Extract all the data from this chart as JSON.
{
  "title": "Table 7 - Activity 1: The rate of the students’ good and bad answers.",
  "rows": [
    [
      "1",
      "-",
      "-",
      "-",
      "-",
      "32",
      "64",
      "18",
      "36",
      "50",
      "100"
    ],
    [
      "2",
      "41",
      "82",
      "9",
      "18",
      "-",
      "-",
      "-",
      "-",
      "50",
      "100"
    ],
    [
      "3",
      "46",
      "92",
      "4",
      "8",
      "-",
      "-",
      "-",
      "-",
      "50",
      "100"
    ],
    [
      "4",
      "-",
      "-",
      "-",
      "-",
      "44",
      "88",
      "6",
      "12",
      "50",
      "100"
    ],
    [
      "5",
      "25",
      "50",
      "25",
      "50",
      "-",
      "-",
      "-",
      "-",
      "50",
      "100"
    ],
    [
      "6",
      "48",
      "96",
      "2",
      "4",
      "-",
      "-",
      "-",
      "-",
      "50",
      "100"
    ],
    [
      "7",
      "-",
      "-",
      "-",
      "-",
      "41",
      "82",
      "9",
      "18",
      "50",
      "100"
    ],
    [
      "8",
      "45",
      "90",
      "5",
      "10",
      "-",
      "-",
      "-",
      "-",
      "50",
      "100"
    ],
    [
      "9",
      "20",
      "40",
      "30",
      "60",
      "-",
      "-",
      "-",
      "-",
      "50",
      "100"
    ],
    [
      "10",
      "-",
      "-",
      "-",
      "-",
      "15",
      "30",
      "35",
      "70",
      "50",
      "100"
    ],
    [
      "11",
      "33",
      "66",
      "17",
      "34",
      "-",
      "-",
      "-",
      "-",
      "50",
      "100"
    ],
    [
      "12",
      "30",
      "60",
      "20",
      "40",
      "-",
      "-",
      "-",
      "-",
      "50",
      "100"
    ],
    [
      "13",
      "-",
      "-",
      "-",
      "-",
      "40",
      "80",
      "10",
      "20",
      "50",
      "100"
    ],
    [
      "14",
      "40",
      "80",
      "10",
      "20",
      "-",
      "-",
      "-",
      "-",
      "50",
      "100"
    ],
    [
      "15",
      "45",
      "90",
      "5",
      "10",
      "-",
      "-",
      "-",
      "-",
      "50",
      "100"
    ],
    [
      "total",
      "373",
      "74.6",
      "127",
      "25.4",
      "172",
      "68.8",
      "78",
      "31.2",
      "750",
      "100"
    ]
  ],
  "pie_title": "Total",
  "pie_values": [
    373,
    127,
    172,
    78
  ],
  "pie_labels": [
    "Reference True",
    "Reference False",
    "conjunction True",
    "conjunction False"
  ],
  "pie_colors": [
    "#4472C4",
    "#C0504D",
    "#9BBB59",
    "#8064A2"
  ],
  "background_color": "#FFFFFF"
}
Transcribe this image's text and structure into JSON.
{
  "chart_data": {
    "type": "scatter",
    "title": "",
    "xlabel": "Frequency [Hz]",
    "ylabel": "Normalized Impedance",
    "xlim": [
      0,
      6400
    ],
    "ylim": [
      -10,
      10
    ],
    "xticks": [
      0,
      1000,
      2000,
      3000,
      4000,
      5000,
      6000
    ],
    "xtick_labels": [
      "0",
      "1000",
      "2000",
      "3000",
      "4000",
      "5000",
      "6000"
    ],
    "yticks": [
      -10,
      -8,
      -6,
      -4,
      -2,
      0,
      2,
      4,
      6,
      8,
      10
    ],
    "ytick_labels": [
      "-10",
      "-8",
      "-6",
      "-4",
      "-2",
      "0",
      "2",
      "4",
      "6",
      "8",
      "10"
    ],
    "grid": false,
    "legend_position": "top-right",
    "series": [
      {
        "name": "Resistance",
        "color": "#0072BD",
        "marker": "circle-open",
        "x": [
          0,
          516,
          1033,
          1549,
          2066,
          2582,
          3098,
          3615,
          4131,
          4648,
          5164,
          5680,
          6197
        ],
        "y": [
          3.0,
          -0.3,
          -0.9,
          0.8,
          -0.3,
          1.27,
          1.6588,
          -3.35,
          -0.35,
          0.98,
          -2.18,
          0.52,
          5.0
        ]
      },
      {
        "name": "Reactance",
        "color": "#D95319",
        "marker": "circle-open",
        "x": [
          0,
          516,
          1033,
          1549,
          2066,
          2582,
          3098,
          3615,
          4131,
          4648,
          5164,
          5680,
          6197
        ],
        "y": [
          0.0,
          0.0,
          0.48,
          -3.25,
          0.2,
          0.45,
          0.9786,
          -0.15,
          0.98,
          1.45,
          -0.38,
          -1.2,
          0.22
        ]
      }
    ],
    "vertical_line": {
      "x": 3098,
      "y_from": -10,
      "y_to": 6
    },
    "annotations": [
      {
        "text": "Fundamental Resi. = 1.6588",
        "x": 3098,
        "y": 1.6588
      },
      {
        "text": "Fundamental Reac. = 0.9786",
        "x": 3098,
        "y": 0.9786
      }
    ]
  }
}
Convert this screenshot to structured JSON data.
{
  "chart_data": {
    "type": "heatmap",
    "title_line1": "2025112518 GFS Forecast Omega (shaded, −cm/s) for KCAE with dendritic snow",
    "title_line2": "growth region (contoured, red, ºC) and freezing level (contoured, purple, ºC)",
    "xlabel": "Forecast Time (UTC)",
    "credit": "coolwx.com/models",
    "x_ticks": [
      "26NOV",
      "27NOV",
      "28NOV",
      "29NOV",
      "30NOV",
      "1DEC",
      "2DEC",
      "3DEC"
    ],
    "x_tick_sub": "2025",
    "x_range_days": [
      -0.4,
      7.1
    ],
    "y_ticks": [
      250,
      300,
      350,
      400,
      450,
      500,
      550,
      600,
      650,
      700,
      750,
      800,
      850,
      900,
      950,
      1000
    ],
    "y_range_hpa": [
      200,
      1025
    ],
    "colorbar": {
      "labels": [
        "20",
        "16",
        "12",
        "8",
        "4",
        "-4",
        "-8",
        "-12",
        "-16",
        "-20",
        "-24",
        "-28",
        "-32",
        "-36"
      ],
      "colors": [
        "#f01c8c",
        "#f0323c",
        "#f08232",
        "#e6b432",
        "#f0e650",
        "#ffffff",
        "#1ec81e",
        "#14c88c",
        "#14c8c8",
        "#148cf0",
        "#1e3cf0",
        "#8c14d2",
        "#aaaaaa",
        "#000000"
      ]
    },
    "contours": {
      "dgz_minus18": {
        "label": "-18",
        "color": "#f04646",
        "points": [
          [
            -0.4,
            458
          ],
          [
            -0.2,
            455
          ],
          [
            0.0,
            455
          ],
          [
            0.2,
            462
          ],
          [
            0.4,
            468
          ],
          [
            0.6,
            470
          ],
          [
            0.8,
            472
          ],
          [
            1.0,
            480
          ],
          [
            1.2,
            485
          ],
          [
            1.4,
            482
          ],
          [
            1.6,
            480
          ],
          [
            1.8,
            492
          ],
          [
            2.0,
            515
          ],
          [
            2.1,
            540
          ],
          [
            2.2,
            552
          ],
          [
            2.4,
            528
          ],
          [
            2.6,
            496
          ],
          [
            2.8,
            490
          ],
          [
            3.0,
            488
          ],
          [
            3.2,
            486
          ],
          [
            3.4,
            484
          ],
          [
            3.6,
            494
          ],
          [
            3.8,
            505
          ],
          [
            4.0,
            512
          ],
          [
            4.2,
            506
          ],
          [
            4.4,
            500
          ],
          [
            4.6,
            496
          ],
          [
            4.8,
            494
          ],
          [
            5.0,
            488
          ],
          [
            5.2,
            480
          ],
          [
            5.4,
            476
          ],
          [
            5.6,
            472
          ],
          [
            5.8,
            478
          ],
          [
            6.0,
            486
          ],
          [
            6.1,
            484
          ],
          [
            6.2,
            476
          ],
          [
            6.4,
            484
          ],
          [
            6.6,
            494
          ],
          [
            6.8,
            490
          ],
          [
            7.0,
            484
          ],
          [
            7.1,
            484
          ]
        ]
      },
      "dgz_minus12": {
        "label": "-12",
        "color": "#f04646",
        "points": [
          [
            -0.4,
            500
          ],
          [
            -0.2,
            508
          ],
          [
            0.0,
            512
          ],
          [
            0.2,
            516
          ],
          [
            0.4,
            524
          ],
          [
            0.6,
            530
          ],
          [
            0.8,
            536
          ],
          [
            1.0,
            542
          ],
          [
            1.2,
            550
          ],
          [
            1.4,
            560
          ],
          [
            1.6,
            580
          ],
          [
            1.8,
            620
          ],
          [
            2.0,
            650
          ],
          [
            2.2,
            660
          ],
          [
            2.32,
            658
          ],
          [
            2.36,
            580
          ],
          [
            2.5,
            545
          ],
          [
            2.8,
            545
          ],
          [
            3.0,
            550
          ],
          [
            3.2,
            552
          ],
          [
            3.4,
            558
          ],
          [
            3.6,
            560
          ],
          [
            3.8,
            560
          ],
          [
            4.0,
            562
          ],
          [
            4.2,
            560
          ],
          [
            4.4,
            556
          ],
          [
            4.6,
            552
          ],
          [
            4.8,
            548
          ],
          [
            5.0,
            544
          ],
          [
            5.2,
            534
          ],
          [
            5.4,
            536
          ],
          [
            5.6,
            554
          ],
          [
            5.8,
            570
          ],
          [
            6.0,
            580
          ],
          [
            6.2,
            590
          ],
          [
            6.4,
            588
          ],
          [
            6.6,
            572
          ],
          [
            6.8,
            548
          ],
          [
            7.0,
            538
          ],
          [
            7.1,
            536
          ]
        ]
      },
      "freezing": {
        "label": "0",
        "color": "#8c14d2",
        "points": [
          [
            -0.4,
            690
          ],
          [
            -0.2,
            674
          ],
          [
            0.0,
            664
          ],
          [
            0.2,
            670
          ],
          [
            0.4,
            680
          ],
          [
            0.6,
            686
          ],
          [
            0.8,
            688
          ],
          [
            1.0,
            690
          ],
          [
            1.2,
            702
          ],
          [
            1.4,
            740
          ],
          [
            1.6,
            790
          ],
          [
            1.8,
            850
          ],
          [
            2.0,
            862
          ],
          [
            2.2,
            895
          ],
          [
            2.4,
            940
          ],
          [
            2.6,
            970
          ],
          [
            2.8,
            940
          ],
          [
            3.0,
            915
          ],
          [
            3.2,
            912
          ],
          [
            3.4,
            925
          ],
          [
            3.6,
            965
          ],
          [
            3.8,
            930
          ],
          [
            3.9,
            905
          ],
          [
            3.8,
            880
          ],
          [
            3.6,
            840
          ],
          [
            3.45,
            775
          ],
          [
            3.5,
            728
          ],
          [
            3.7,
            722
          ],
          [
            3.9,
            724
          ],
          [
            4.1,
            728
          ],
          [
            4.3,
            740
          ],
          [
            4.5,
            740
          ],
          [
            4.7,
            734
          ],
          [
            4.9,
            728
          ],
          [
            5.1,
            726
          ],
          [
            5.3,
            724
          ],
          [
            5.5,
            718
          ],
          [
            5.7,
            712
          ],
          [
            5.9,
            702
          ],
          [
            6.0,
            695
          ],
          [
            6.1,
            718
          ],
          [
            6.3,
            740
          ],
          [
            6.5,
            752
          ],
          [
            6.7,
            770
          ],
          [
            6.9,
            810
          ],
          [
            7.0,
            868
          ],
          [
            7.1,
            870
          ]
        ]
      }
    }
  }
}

################

=== Requirement ===
Identify each line containing the string "conjunction" and copy it out.

=== Written solution ===
    "conjunction True",
    "conjunction False"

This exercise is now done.